-- BEGIN --

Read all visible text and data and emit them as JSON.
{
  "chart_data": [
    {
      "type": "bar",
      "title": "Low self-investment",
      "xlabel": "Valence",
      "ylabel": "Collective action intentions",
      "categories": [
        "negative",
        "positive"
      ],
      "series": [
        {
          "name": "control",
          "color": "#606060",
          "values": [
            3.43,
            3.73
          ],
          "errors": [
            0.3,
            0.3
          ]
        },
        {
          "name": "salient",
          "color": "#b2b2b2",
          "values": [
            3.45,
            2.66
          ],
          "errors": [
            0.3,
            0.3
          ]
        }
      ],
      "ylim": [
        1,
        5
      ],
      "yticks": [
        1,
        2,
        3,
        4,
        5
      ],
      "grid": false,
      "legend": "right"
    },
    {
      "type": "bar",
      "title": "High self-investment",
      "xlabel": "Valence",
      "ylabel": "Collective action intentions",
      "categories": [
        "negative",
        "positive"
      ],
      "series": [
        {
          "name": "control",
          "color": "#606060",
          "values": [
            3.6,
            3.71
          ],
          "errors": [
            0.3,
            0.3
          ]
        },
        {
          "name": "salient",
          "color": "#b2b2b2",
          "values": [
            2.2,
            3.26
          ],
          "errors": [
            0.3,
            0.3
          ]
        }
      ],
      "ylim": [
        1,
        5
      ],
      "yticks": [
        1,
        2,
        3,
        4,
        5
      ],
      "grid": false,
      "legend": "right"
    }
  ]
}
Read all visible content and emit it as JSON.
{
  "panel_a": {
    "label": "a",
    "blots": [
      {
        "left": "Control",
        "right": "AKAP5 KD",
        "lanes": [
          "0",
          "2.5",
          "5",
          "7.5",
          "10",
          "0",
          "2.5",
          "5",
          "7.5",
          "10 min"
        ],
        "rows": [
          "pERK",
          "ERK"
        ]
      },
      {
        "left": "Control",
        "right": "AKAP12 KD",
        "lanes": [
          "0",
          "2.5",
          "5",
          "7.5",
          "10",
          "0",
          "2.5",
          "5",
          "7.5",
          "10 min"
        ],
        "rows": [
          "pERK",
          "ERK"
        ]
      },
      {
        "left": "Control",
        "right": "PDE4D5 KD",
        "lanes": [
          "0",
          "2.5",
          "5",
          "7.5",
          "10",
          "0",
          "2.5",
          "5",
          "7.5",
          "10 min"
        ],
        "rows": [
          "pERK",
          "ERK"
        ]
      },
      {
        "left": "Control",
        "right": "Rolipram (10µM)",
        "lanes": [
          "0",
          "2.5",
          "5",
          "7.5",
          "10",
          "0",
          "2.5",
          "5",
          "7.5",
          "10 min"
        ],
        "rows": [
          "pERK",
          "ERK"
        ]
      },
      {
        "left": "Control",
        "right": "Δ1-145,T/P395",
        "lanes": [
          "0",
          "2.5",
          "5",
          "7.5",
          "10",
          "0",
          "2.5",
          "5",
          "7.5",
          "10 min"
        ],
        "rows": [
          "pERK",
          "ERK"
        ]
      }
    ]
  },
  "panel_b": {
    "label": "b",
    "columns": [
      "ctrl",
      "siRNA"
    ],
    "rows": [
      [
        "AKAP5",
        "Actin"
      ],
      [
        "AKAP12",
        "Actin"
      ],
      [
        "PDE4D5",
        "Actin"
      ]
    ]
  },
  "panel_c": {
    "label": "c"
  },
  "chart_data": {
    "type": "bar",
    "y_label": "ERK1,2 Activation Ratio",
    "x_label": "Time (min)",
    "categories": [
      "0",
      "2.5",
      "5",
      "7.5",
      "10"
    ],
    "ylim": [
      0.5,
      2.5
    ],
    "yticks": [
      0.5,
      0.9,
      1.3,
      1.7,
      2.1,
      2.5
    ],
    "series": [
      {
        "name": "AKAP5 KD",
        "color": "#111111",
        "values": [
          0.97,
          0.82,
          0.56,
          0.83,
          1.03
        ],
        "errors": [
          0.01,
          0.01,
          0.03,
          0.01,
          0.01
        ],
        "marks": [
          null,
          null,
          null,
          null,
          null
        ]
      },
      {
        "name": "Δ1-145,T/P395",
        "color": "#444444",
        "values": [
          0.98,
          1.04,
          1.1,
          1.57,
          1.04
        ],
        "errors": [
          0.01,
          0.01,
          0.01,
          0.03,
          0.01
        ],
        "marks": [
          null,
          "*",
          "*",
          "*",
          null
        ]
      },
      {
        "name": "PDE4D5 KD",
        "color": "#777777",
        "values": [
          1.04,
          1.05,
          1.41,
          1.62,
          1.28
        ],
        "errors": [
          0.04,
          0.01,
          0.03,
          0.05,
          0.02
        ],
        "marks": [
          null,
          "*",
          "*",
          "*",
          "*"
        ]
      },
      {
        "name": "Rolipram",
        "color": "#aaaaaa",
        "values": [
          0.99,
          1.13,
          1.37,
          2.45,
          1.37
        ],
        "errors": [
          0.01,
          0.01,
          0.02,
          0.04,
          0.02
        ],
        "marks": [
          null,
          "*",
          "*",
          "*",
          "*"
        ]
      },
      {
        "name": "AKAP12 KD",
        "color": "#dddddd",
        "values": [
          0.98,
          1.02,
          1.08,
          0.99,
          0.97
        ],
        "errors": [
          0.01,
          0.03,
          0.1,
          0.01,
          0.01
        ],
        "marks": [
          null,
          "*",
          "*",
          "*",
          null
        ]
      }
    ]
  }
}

-- END --

_Given instruction:_
Take the listing above and write it out again exactly.

_Full solution:_
Read all visible text and data and emit them as JSON.
{
  "chart_data": [
    {
      "type": "bar",
      "title": "Low self-investment",
      "xlabel": "Valence",
      "ylabel": "Collective action intentions",
      "categories": [
        "negative",
        "positive"
      ],
      "series": [
        {
          "name": "control",
          "color": "#606060",
          "values": [
            3.43,
            3.73
          ],
          "errors": [
            0.3,
            0.3
          ]
        },
        {
          "name": "salient",
          "color": "#b2b2b2",
          "values": [
            3.45,
            2.66
          ],
          "errors": [
            0.3,
            0.3
          ]
        }
      ],
      "ylim": [
        1,
        5
      ],
      "yticks": [
        1,
        2,
        3,
        4,
        5
      ],
      "grid": false,
      "legend": "right"
    },
    {
      "type": "bar",
      "title": "High self-investment",
      "xlabel": "Valence",
      "ylabel": "Collective action intentions",
      "categories": [
        "negative",
        "positive"
      ],
      "series": [
        {
          "name": "control",
          "color": "#606060",
          "values": [
            3.6,
            3.71
          ],
          "errors": [
            0.3,
            0.3
          ]
        },
        {
          "name": "salient",
          "color": "#b2b2b2",
          "values": [
            2.2,
            3.26
          ],
          "errors": [
            0.3,
            0.3
          ]
        }
      ],
      "ylim": [
        1,
        5
      ],
      "yticks": [
        1,
        2,
        3,
        4,
        5
      ],
      "grid": false,
      "legend": "right"
    }
  ]
}
Read all visible content and emit it as JSON.
{
  "panel_a": {
    "label": "a",
    "blots": [
      {
        "left": "Control",
        "right": "AKAP5 KD",
        "lanes": [
          "0",
          "2.5",
          "5",
          "7.5",
          "10",
          "0",
          "2.5",
          "5",
          "7.5",
          "10 min"
        ],
        "rows": [
          "pERK",
          "ERK"
        ]
      },
      {
        "left": "Control",
        "right": "AKAP12 KD",
        "lanes": [
          "0",
          "2.5",
          "5",
          "7.5",
          "10",
          "0",
          "2.5",
          "5",
          "7.5",
          "10 min"
        ],
        "rows": [
          "pERK",
          "ERK"
        ]
      },
      {
        "left": "Control",
        "right": "PDE4D5 KD",
        "lanes": [
          "0",
          "2.5",
          "5",
          "7.5",
          "10",
          "0",
          "2.5",
          "5",
          "7.5",
          "10 min"
        ],
        "rows": [
          "pERK",
          "ERK"
        ]
      },
      {
        "left": "Control",
        "right": "Rolipram (10µM)",
        "lanes": [
          "0",
          "2.5",
          "5",
          "7.5",
          "10",
          "0",
          "2.5",
          "5",
          "7.5",
          "10 min"
        ],
        "rows": [
          "pERK",
          "ERK"
        ]
      },
      {
        "left": "Control",
        "right": "Δ1-145,T/P395",
        "lanes": [
          "0",
          "2.5",
          "5",
          "7.5",
          "10",
          "0",
          "2.5",
          "5",
          "7.5",
          "10 min"
        ],
        "rows": [
          "pERK",
          "ERK"
        ]
      }
    ]
  },
  "panel_b": {
    "label": "b",
    "columns": [
      "ctrl",
      "siRNA"
    ],
    "rows": [
      [
        "AKAP5",
        "Actin"
      ],
      [
        "AKAP12",
        "Actin"
      ],
      [
        "PDE4D5",
        "Actin"
      ]
    ]
  },
  "panel_c": {
    "label": "c"
  },
  "chart_data": {
    "type": "bar",
    "y_label": "ERK1,2 Activation Ratio",
    "x_label": "Time (min)",
    "categories": [
      "0",
      "2.5",
      "5",
      "7.5",
      "10"
    ],
    "ylim": [
      0.5,
      2.5
    ],
    "yticks": [
      0.5,
      0.9,
      1.3,
      1.7,
      2.1,
      2.5
    ],
    "series": [
      {
        "name": "AKAP5 KD",
        "color": "#111111",
        "values": [
          0.97,
          0.82,
          0.56,
          0.83,
          1.03
        ],
        "errors": [
          0.01,
          0.01,
          0.03,
          0.01,
          0.01
        ],
        "marks": [
          null,
          null,
          null,
          null,
          null
        ]
      },
      {
        "name": "Δ1-145,T/P395",
        "color": "#444444",
        "values": [
          0.98,
          1.04,
          1.1,
          1.57,
          1.04
        ],
        "errors": [
          0.01,
          0.01,
          0.01,
          0.03,
          0.01
        ],
        "marks": [
          null,
          "*",
          "*",
          "*",
          null
        ]
      },
      {
        "name": "PDE4D5 KD",
        "color": "#777777",
        "values": [
          1.04,
          1.05,
          1.41,
          1.62,
          1.28
        ],
        "errors": [
          0.04,
          0.01,
          0.03,
          0.05,
          0.02
        ],
        "marks": [
          null,
          "*",
          "*",
          "*",
          "*"
        ]
      },
      {
        "name": "Rolipram",
        "color": "#aaaaaa",
        "values": [
          0.99,
          1.13,
          1.37,
          2.45,
          1.37
        ],
        "errors": [
          0.01,
          0.01,
          0.02,
          0.04,
          0.02
        ],
        "marks": [
          null,
          "*",
          "*",
          "*",
          "*"
        ]
      },
      {
        "name": "AKAP12 KD",
        "color": "#dddddd",
        "values": [
          0.98,
          1.02,
          1.08,
          0.99,
          0.97
        ],
        "errors": [
          0.01,
          0.03,
          0.1,
          0.01,
          0.01
        ],
        "marks": [
          null,
          "*",
          "*",
          "*",
          null
        ]
      }
    ]
  }
}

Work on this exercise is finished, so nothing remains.